### Your objective:
Reproduce all entries precisely as they are written.

§

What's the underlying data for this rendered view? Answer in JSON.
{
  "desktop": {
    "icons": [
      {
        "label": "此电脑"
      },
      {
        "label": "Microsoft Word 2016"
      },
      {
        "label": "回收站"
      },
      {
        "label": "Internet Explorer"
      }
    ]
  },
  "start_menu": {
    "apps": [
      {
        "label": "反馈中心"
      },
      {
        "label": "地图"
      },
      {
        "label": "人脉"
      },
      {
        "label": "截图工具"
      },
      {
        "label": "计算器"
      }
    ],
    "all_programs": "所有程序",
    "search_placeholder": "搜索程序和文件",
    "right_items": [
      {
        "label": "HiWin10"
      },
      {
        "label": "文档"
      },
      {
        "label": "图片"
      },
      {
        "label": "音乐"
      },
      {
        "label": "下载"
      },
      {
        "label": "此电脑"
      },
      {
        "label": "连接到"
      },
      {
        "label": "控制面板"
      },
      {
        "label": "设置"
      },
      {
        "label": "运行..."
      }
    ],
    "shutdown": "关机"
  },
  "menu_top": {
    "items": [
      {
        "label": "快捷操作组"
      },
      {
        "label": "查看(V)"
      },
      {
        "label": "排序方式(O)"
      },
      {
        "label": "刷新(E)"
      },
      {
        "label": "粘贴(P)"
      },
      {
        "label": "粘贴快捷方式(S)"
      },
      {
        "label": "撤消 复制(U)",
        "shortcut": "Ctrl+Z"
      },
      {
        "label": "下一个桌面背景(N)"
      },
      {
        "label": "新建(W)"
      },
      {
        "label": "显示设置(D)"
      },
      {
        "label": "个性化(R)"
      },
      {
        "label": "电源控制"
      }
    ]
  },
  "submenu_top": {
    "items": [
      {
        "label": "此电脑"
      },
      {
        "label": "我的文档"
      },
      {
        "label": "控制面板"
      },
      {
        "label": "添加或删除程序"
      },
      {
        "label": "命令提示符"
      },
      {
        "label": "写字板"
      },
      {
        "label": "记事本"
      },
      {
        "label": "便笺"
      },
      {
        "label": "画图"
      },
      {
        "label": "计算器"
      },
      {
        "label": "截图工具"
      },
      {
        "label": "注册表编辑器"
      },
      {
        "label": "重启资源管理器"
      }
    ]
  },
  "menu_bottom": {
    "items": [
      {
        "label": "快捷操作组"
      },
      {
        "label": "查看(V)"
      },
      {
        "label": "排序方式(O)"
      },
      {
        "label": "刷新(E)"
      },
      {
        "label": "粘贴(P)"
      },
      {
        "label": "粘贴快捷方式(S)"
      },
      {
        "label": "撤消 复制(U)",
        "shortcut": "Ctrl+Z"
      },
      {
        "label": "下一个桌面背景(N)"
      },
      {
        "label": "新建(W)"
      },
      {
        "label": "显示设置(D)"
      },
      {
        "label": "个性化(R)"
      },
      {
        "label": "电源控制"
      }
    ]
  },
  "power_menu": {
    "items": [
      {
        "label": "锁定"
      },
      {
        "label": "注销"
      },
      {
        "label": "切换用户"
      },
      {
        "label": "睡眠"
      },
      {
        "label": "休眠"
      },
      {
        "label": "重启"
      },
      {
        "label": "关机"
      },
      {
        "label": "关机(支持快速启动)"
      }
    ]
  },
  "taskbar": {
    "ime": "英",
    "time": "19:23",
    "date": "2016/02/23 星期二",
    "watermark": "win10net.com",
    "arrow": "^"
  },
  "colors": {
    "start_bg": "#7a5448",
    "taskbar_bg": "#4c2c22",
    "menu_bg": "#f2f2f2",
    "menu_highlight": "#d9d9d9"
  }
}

§

### Correct output:
What's the underlying data for this rendered view? Answer in JSON.
{
  "desktop": {
    "icons": [
      {
        "label": "此电脑"
      },
      {
        "label": "Microsoft Word 2016"
      },
      {
        "label": "回收站"
      },
      {
        "label": "Internet Explorer"
      }
    ]
  },
  "start_menu": {
    "apps": [
      {
        "label": "反馈中心"
      },
      {
        "label": "地图"
      },
      {
        "label": "人脉"
      },
      {
        "label": "截图工具"
      },
      {
        "label": "计算器"
      }
    ],
    "all_programs": "所有程序",
    "search_placeholder": "搜索程序和文件",
    "right_items": [
      {
        "label": "HiWin10"
      },
      {
        "label": "文档"
      },
      {
        "label": "图片"
      },
      {
        "label": "音乐"
      },
      {
        "label": "下载"
      },
      {
        "label": "此电脑"
      },
      {
        "label": "连接到"
      },
      {
        "label": "控制面板"
      },
      {
        "label": "设置"
      },
      {
        "label": "运行..."
      }
    ],
    "shutdown": "关机"
  },
  "menu_top": {
    "items": [
      {
        "label": "快捷操作组"
      },
      {
        "label": "查看(V)"
      },
      {
        "label": "排序方式(O)"
      },
      {
        "label": "刷新(E)"
      },
      {
        "label": "粘贴(P)"
      },
      {
        "label": "粘贴快捷方式(S)"
      },
      {
        "label": "撤消 复制(U)",
        "shortcut": "Ctrl+Z"
      },
      {
        "label": "下一个桌面背景(N)"
      },
      {
        "label": "新建(W)"
      },
      {
        "label": "显示设置(D)"
      },
      {
        "label": "个性化(R)"
      },
      {
        "label": "电源控制"
      }
    ]
  },
  "submenu_top": {
    "items": [
      {
        "label": "此电脑"
      },
      {
        "label": "我的文档"
      },
      {
        "label": "控制面板"
      },
      {
        "label": "添加或删除程序"
      },
      {
        "label": "命令提示符"
      },
      {
        "label": "写字板"
      },
      {
        "label": "记事本"
      },
      {
        "label": "便笺"
      },
      {
        "label": "画图"
      },
      {
        "label": "计算器"
      },
      {
        "label": "截图工具"
      },
      {
        "label": "注册表编辑器"
      },
      {
        "label": "重启资源管理器"
      }
    ]
  },
  "menu_bottom": {
    "items": [
      {
        "label": "快捷操作组"
      },
      {
        "label": "查看(V)"
      },
      {
        "label": "排序方式(O)"
      },
      {
        "label": "刷新(E)"
      },
      {
        "label": "粘贴(P)"
      },
      {
        "label": "粘贴快捷方式(S)"
      },
      {
        "label": "撤消 复制(U)",
        "shortcut": "Ctrl+Z"
      },
      {
        "label": "下一个桌面背景(N)"
      },
      {
        "label": "新建(W)"
      },
      {
        "label": "显示设置(D)"
      },
      {
        "label": "个性化(R)"
      },
      {
        "label": "电源控制"
      }
    ]
  },
  "power_menu": {
    "items": [
      {
        "label": "锁定"
      },
      {
        "label": "注销"
      },
      {
        "label": "切换用户"
      },
      {
        "label": "睡眠"
      },
      {
        "label": "休眠"
      },
      {
        "label": "重启"
      },
      {
        "label": "关机"
      },
      {
        "label": "关机(支持快速启动)"
      }
    ]
  },
  "taskbar": {
    "ime": "英",
    "time": "19:23",
    "date": "2016/02/23 星期二",
    "watermark": "win10net.com",
    "arrow": "^"
  },
  "colors": {
    "start_bg": "#7a5448",
    "taskbar_bg": "#4c2c22",
    "menu_bg": "#f2f2f2",
    "menu_highlight": "#d9d9d9"
  }
}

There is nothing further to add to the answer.